### Directions
Go through the listing and return every line with "Potência" in it.

### Given data
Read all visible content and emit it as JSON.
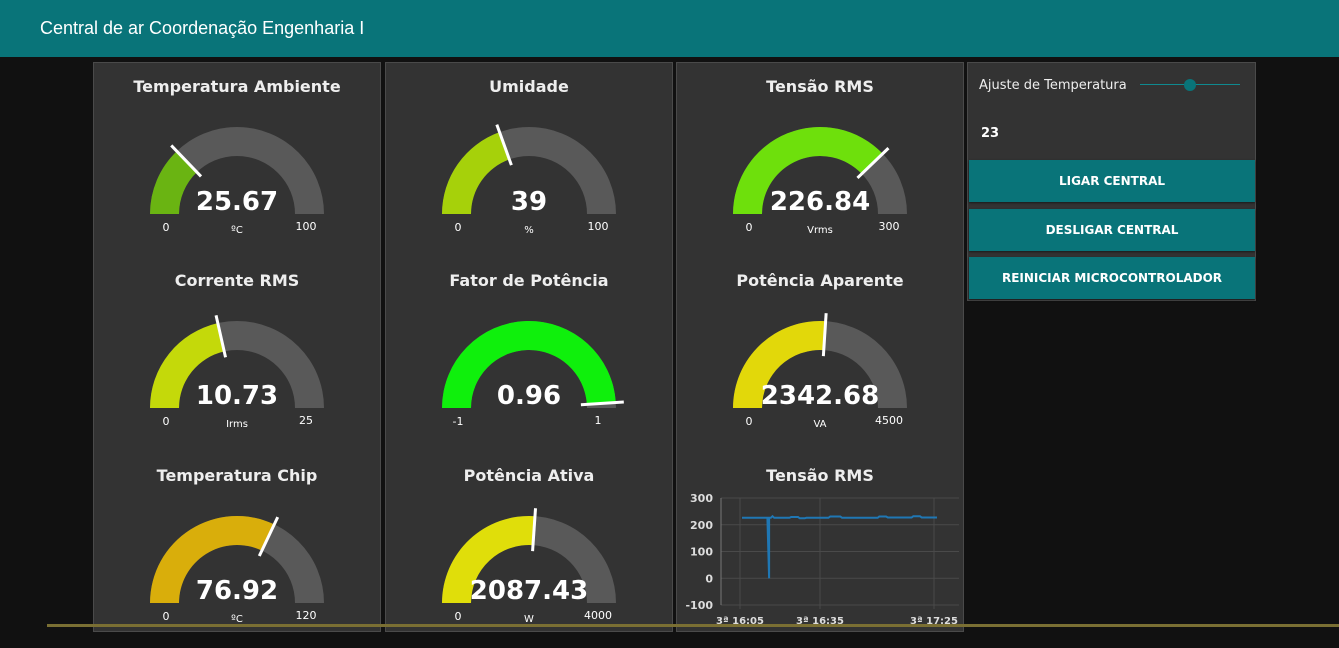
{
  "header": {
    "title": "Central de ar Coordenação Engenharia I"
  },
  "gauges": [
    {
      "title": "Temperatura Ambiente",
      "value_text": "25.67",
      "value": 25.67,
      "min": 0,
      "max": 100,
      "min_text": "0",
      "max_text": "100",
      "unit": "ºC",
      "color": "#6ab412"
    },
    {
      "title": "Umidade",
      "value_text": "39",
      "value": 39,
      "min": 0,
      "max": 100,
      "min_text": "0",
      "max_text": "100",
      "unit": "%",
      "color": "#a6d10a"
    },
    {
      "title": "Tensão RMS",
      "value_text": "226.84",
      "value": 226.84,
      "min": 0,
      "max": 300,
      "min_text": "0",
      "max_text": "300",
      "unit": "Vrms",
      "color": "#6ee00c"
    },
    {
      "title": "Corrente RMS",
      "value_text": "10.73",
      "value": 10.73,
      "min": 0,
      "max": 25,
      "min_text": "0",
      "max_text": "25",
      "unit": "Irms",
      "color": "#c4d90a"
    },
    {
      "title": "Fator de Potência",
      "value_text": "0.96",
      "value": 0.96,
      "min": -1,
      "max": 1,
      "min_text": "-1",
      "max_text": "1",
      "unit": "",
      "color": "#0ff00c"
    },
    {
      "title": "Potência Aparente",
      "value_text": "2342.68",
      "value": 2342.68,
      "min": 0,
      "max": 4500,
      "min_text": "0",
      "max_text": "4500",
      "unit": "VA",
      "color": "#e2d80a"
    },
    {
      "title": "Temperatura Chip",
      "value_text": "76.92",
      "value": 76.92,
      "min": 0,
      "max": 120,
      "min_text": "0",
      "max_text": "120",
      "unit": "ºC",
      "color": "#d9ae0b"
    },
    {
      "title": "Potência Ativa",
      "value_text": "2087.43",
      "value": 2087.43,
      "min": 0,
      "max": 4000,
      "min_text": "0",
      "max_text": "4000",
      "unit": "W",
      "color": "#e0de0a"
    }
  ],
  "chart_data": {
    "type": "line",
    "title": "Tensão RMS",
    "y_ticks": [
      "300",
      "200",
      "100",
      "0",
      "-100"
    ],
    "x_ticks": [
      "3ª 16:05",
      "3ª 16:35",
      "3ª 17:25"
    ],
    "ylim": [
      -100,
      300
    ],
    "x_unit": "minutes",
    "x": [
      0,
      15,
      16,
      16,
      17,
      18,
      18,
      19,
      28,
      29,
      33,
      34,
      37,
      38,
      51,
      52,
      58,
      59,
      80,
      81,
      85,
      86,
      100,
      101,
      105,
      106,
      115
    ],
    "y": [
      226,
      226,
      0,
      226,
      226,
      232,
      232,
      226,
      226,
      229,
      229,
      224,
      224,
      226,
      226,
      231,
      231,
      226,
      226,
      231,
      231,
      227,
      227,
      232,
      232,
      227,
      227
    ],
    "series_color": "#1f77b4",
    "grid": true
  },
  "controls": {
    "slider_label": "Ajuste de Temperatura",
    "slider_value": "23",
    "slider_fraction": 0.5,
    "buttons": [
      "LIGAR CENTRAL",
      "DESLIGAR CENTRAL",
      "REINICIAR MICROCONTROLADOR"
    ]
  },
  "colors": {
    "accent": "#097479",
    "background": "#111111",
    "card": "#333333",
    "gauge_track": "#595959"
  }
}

### Output below
      "title": "Fator de Potência",
      "title": "Potência Aparente",
      "title": "Potência Ativa",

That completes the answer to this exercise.